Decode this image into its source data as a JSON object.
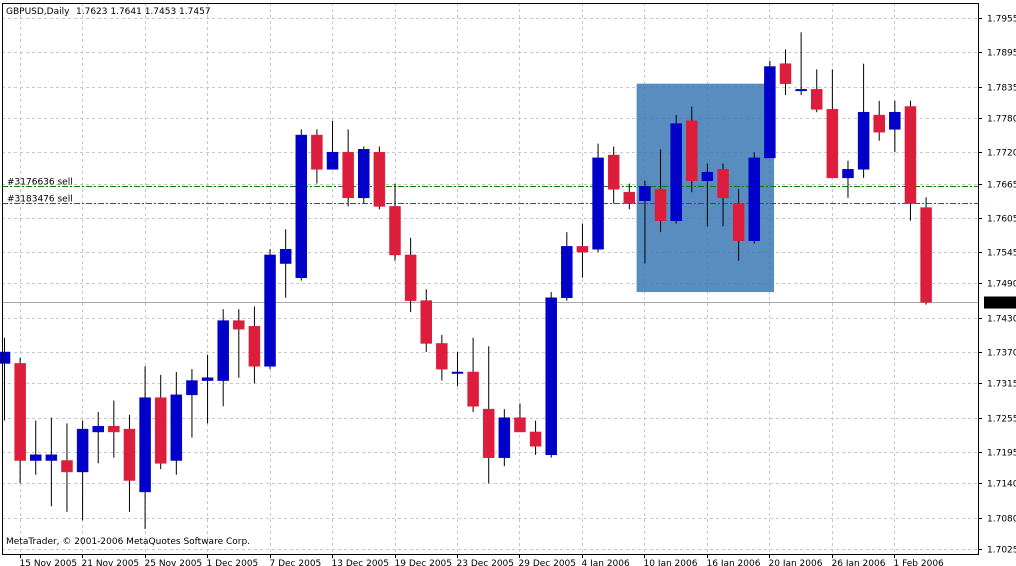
{
  "header": {
    "symbol": "GBPUSD,Daily",
    "ohlc": "1.7623 1.7641 1.7453 1.7457"
  },
  "footer": {
    "copyright": "MetaTrader, © 2001-2006 MetaQuotes Software Corp."
  },
  "orders": [
    {
      "label": "#3176636 sell",
      "price": 1.7661
    },
    {
      "label": "#3183476 sell",
      "price": 1.7631
    }
  ],
  "colors": {
    "bull": "#0000c8",
    "bear": "#dc1e3c",
    "order_line": "#008000",
    "grid": "#c8c8c8",
    "selection": "#3c78b4",
    "price_tag_bg": "#000000"
  },
  "chart_data": {
    "type": "candlestick",
    "price_scale": [
      "1.7955",
      "1.7895",
      "1.7835",
      "1.7780",
      "1.7720",
      "1.7665",
      "1.7605",
      "1.7545",
      "1.7490",
      "1.7430",
      "1.7370",
      "1.7315",
      "1.7255",
      "1.7195",
      "1.7140",
      "1.7080",
      "1.7025"
    ],
    "date_labels": [
      "15 Nov 2005",
      "21 Nov 2005",
      "25 Nov 2005",
      "1 Dec 2005",
      "7 Dec 2005",
      "13 Dec 2005",
      "19 Dec 2005",
      "23 Dec 2005",
      "29 Dec 2005",
      "4 Jan 2006",
      "10 Jan 2006",
      "16 Jan 2006",
      "20 Jan 2006",
      "26 Jan 2006",
      "1 Feb 2006"
    ],
    "current_price": "1.7457",
    "ylim": [
      1.7025,
      1.7955
    ],
    "grid": true,
    "candles": [
      {
        "o": 1.735,
        "h": 1.7395,
        "l": 1.725,
        "c": 1.737
      },
      {
        "o": 1.735,
        "h": 1.736,
        "l": 1.714,
        "c": 1.718
      },
      {
        "o": 1.718,
        "h": 1.725,
        "l": 1.7155,
        "c": 1.719
      },
      {
        "o": 1.718,
        "h": 1.7255,
        "l": 1.71,
        "c": 1.719
      },
      {
        "o": 1.718,
        "h": 1.7245,
        "l": 1.709,
        "c": 1.716
      },
      {
        "o": 1.716,
        "h": 1.725,
        "l": 1.7075,
        "c": 1.7235
      },
      {
        "o": 1.723,
        "h": 1.7265,
        "l": 1.7175,
        "c": 1.724
      },
      {
        "o": 1.724,
        "h": 1.7285,
        "l": 1.7185,
        "c": 1.723
      },
      {
        "o": 1.7235,
        "h": 1.726,
        "l": 1.709,
        "c": 1.7145
      },
      {
        "o": 1.7125,
        "h": 1.7345,
        "l": 1.706,
        "c": 1.729
      },
      {
        "o": 1.729,
        "h": 1.733,
        "l": 1.7165,
        "c": 1.7175
      },
      {
        "o": 1.718,
        "h": 1.7335,
        "l": 1.7155,
        "c": 1.7295
      },
      {
        "o": 1.7295,
        "h": 1.734,
        "l": 1.722,
        "c": 1.732
      },
      {
        "o": 1.732,
        "h": 1.7365,
        "l": 1.7245,
        "c": 1.7325
      },
      {
        "o": 1.732,
        "h": 1.7445,
        "l": 1.7275,
        "c": 1.7425
      },
      {
        "o": 1.7425,
        "h": 1.7445,
        "l": 1.7325,
        "c": 1.741
      },
      {
        "o": 1.7415,
        "h": 1.745,
        "l": 1.7315,
        "c": 1.7345
      },
      {
        "o": 1.7345,
        "h": 1.755,
        "l": 1.734,
        "c": 1.754
      },
      {
        "o": 1.7525,
        "h": 1.7585,
        "l": 1.7465,
        "c": 1.755
      },
      {
        "o": 1.75,
        "h": 1.776,
        "l": 1.7495,
        "c": 1.775
      },
      {
        "o": 1.775,
        "h": 1.776,
        "l": 1.7665,
        "c": 1.769
      },
      {
        "o": 1.769,
        "h": 1.7775,
        "l": 1.769,
        "c": 1.772
      },
      {
        "o": 1.772,
        "h": 1.776,
        "l": 1.7625,
        "c": 1.764
      },
      {
        "o": 1.764,
        "h": 1.773,
        "l": 1.763,
        "c": 1.7725
      },
      {
        "o": 1.772,
        "h": 1.773,
        "l": 1.762,
        "c": 1.7625
      },
      {
        "o": 1.7625,
        "h": 1.7665,
        "l": 1.753,
        "c": 1.754
      },
      {
        "o": 1.754,
        "h": 1.757,
        "l": 1.744,
        "c": 1.746
      },
      {
        "o": 1.746,
        "h": 1.748,
        "l": 1.737,
        "c": 1.7385
      },
      {
        "o": 1.7385,
        "h": 1.74,
        "l": 1.732,
        "c": 1.734
      },
      {
        "o": 1.7335,
        "h": 1.737,
        "l": 1.731,
        "c": 1.7335
      },
      {
        "o": 1.7335,
        "h": 1.7395,
        "l": 1.7265,
        "c": 1.7275
      },
      {
        "o": 1.727,
        "h": 1.738,
        "l": 1.714,
        "c": 1.7185
      },
      {
        "o": 1.7185,
        "h": 1.727,
        "l": 1.717,
        "c": 1.7255
      },
      {
        "o": 1.7255,
        "h": 1.728,
        "l": 1.723,
        "c": 1.723
      },
      {
        "o": 1.723,
        "h": 1.725,
        "l": 1.719,
        "c": 1.7205
      },
      {
        "o": 1.719,
        "h": 1.7475,
        "l": 1.7185,
        "c": 1.7465
      },
      {
        "o": 1.7465,
        "h": 1.758,
        "l": 1.746,
        "c": 1.7555
      },
      {
        "o": 1.7555,
        "h": 1.7595,
        "l": 1.75,
        "c": 1.7545
      },
      {
        "o": 1.755,
        "h": 1.7735,
        "l": 1.7545,
        "c": 1.771
      },
      {
        "o": 1.7715,
        "h": 1.773,
        "l": 1.763,
        "c": 1.7655
      },
      {
        "o": 1.765,
        "h": 1.7665,
        "l": 1.762,
        "c": 1.763
      },
      {
        "o": 1.7635,
        "h": 1.767,
        "l": 1.7525,
        "c": 1.766
      },
      {
        "o": 1.7655,
        "h": 1.7725,
        "l": 1.758,
        "c": 1.76
      },
      {
        "o": 1.76,
        "h": 1.7785,
        "l": 1.7595,
        "c": 1.777
      },
      {
        "o": 1.7775,
        "h": 1.78,
        "l": 1.765,
        "c": 1.767
      },
      {
        "o": 1.767,
        "h": 1.77,
        "l": 1.759,
        "c": 1.7685
      },
      {
        "o": 1.769,
        "h": 1.77,
        "l": 1.759,
        "c": 1.764
      },
      {
        "o": 1.763,
        "h": 1.7655,
        "l": 1.753,
        "c": 1.7565
      },
      {
        "o": 1.7565,
        "h": 1.772,
        "l": 1.756,
        "c": 1.771
      },
      {
        "o": 1.771,
        "h": 1.788,
        "l": 1.771,
        "c": 1.787
      },
      {
        "o": 1.7875,
        "h": 1.79,
        "l": 1.782,
        "c": 1.784
      },
      {
        "o": 1.783,
        "h": 1.793,
        "l": 1.782,
        "c": 1.783
      },
      {
        "o": 1.783,
        "h": 1.7865,
        "l": 1.779,
        "c": 1.7795
      },
      {
        "o": 1.7795,
        "h": 1.7865,
        "l": 1.7675,
        "c": 1.7675
      },
      {
        "o": 1.7675,
        "h": 1.7705,
        "l": 1.764,
        "c": 1.769
      },
      {
        "o": 1.769,
        "h": 1.7875,
        "l": 1.7675,
        "c": 1.779
      },
      {
        "o": 1.7785,
        "h": 1.781,
        "l": 1.774,
        "c": 1.7755
      },
      {
        "o": 1.776,
        "h": 1.781,
        "l": 1.772,
        "c": 1.779
      },
      {
        "o": 1.78,
        "h": 1.781,
        "l": 1.76,
        "c": 1.763
      },
      {
        "o": 1.7623,
        "h": 1.7641,
        "l": 1.7453,
        "c": 1.7457
      }
    ]
  }
}
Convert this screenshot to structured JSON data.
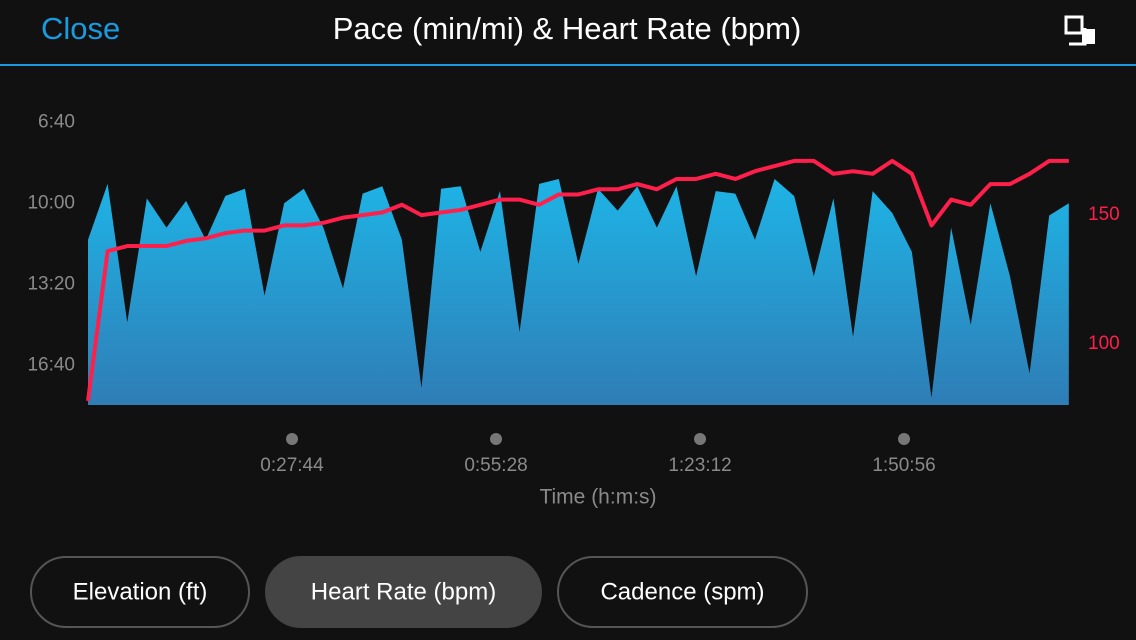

============================================================

List each line of the entries that holds the string "this".

Decode this image into its source data as a JSON object.
Convert this screenshot to structured JSON data.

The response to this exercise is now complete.